▸ **EXTRAIT DE PAGE**:

◇ ◇ ◇ ◇ ◇

Les droits de douane promulgués par l’administration Trump vont affecter de façons variées les pays africains. Décryptage.

Les régimes tarifaires introduits par Donald Trump à l’encontre de très nombreux pays vont bouleverser le système financier mondial ainsi que d’innombrables relations commerciales, entraînant de profondes distorsions sur les marchés et un ralentissement généralisé de la croissance.

Ce développement aura nécessairement un impact sur les pays les plus pauvres, notamment sur 39 pays à faible revenu d’Afrique qui bénéficiaient d’un accès en franchise de droits aux marchés états-uniens depuis 2000 en vertu de la loi sur la croissance et les opportunités en Afrique (African Growth and Opportunity Act, AGOA).

Cependant, le risque pour les économies africaines viendra davantage de la volatilité des prix des matières premières, qui pourrait mettre en péril leur équilibre extérieur et des chocs sur les taux souverains africains.

Augmentation des barrières tarifaires pour les exportations africaines

Le 8 avril 2025, les États-Unis ont imposé aux pays africains des droits de douane élevés, allant de 10 % à 50 % (pour le Lesotho) sous le scénario « reciprocal tariff » (droits de douane réciproques)

Le lendemain, 9 avril, l’administration Trump a annoncé mettre en pause ce scénario et avoir adopté, pour tous les exportateurs, un taux de 10 %, dit « universal tariff » (droits de douane universels).

Les droits de douane moyens imposés aux pays africains étaient de 3,7 % en 2024 (en tenant compte de leurs paniers d’exportations, qui diffèrent d’un pays à l’autre). Ils seront de 10 % pour chaque pays en cas de mise en œuvre du scénario universal tariff, et de 30 % en moyenne si c’est le scénario reciprocal tariff qui est finalement appliqué.

L’augmentation de ces tarifs sera en fait bien plus importante si l’on considère que 34 pays du continent bénéficient d’un accès privilégié (zéro tarif sur une vaste quantité de biens) au marché des États-Unis via l’AGOA, et que 35 pays profitent du Système généralisé des préférences (SGP) des États-Unis, résultant en un tarif moyen pour les exportations africaines de 1,3 % : les hausses seront donc encore plus conséquentes, que ce soit sous le scénario universal ou sous le scénario reciprocal tariff.

La dépendance relativement faible du continent au marché des États-Unis minimise l’impact

Cependant, les États-Unis représentent un marché d’exportation relativement restreint pour la plupart des pays du continent. 5,8 % seulement des exportations africaines sont à destination de ce marché (Figure 1) et, pour vingt-cinq pays, la part de ce marché dans leurs exportations totales est inférieure à 2 %.

◇ ◇ ◇ ◇ ◇

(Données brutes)
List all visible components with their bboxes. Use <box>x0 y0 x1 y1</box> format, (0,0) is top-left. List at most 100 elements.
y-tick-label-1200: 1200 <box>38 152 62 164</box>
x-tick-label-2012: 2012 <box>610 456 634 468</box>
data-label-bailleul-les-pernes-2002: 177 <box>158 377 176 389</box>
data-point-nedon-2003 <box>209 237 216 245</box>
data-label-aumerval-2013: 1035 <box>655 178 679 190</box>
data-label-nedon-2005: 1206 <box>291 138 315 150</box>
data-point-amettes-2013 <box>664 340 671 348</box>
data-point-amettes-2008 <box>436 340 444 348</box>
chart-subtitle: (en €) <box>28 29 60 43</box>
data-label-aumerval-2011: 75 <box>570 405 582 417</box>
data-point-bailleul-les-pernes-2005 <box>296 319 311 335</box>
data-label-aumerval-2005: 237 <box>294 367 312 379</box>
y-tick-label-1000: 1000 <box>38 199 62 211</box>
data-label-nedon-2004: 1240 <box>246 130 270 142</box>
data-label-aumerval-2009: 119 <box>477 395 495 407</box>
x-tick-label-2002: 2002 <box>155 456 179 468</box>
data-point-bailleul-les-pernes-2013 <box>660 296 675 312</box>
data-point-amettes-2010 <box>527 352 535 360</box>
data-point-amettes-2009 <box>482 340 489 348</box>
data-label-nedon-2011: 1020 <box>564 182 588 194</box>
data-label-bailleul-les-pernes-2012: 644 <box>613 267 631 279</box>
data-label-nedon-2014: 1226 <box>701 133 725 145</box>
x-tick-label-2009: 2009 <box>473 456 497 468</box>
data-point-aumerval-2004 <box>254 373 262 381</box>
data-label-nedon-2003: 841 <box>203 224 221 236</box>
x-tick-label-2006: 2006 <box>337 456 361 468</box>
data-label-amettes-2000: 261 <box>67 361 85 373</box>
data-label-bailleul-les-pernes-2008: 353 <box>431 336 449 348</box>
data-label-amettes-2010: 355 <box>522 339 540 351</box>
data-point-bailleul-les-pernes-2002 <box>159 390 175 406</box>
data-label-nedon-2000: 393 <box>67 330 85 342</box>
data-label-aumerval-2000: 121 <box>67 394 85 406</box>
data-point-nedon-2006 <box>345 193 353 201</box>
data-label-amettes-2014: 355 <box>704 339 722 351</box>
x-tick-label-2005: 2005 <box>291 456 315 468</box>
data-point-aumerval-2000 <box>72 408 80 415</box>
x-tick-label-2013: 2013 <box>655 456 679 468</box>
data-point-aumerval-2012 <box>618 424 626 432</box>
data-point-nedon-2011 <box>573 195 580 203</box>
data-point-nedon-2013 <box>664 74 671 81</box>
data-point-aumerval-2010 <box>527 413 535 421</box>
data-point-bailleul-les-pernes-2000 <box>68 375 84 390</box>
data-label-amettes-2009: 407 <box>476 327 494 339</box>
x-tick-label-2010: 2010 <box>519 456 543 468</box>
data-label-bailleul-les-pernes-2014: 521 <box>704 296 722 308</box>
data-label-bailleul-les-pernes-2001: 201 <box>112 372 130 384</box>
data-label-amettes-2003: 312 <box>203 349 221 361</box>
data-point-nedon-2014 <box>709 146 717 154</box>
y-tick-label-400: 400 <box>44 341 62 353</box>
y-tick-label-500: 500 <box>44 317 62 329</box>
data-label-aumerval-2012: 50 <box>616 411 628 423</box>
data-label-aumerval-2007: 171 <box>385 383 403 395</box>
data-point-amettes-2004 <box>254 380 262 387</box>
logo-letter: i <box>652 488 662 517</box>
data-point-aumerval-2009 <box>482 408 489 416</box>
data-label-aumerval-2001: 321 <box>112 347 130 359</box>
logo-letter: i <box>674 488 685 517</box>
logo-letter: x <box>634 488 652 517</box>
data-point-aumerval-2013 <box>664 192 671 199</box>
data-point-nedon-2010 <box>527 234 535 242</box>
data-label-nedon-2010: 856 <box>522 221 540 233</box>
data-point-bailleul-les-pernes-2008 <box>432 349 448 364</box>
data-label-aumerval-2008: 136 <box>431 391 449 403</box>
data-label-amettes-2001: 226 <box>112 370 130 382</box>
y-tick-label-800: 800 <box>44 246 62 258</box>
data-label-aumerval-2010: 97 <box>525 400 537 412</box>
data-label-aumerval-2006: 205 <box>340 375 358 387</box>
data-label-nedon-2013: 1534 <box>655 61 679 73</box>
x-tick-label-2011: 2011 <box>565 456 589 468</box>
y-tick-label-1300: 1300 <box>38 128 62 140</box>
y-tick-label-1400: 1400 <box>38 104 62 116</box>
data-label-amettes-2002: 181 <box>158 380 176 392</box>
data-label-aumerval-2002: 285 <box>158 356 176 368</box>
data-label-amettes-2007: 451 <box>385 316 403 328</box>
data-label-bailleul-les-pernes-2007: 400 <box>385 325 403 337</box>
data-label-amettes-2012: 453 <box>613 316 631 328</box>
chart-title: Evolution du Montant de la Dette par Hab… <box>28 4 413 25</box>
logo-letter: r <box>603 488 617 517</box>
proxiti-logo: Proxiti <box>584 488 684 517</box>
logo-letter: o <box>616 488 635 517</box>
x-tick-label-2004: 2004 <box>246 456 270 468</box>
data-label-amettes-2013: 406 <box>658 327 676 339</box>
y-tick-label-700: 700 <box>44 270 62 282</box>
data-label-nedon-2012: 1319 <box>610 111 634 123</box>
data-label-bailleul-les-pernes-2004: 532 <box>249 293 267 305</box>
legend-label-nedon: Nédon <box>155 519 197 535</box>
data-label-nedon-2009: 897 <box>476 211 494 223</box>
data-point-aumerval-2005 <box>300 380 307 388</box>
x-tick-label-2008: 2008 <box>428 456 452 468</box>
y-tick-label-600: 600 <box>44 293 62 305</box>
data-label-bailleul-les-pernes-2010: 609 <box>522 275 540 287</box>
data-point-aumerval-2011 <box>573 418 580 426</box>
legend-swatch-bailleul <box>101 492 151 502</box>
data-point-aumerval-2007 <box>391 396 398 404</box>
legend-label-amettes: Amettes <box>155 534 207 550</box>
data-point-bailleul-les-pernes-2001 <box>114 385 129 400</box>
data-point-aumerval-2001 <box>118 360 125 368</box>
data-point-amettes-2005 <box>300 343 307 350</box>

◇ ◇ ◇ ◇ ◇

▸ **TÂCHES À RÉALISER**:
1: Recopiez l’extrait sur les droits de douane depuis « Ce développement aura » jusqu’à « Opportunity Act, AGOA). » inclus.
2: Répondez à ces questions à l’aide de l’extrait sur les droits de douane.
(a) Depuis quelle année 39 pays à faible revenu d’Afrique bénéficiaient-ils d’un accès en franchise de droits aux marchés états-uniens ?
(b) Pour quel pays le taux de 50 % était-il fixé le 8 avril 2025 ?
(c) Quelle part des exportations africaines est à destination du marché des États-Unis ?
3: Traduisez en anglais cette phrase de l’extrait sur les droits de douane : « Le lendemain, 9 avril, l’administration Trump a annoncé mettre en pause ce scénario et avoir adopté, pour tous les exportateurs, un taux de 10 %, dit « universal tariff » (droits de douane universels). »
Les données ne sont d’aucune utilité ici.

▸ **SOLUTIONS PAR TÂCHE**:
1:
Ce développement aura nécessairement un impact sur les pays les plus pauvres, notamment sur 39 pays à faible revenu d’Afrique qui bénéficiaient d’un accès en franchise de droits aux marchés états-uniens depuis 2000 en vertu de la loi sur la croissance et les opportunités en Afrique (African Growth and Opportunity Act, AGOA).

2:
(a) Depuis 2000.
(b) Le Lesotho.
(c) 5,8 %.

3: The next day, April 9, the Trump administration announced that it was pausing this scenario and had adopted, for all exporters, a 10% rate, known as the "universal tariff" (universal customs duties).